# DATA ENTRIES
- - - - -
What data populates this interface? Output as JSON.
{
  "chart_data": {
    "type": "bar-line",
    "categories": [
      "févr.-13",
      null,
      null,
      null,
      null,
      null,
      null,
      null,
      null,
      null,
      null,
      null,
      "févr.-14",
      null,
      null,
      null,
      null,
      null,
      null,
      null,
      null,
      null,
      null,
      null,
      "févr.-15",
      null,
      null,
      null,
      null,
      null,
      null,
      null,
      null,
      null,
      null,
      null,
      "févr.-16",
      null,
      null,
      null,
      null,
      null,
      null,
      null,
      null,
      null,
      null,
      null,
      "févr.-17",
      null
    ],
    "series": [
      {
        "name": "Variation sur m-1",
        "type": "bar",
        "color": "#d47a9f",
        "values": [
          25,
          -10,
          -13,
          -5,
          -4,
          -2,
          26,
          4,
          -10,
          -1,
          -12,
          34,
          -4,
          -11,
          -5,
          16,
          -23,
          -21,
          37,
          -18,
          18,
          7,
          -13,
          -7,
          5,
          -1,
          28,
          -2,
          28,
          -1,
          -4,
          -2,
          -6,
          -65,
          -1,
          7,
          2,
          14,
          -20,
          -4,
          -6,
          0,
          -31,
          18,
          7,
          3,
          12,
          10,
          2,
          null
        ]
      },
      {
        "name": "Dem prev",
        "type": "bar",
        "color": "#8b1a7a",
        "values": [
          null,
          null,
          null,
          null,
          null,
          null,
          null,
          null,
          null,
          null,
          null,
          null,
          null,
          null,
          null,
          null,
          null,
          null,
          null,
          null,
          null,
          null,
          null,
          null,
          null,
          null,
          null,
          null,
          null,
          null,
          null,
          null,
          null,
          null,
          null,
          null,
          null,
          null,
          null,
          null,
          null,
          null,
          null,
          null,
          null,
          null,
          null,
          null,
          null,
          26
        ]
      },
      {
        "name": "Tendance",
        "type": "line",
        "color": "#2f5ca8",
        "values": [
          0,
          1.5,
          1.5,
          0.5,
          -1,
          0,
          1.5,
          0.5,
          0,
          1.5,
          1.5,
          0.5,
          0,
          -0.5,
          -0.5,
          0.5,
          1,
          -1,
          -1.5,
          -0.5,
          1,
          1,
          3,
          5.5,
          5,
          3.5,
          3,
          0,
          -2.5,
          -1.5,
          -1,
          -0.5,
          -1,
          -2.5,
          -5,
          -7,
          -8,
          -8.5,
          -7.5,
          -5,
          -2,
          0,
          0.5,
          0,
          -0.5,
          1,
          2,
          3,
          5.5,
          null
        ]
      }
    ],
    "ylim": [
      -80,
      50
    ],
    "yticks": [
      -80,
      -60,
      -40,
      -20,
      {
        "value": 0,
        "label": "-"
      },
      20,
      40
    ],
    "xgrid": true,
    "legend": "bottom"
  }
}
- - - - -
Isolate each line of the listing above that includes "color". Copy it.

        "color": "#d47a9f",
        "color": "#8b1a7a",
        "color": "#2f5ca8",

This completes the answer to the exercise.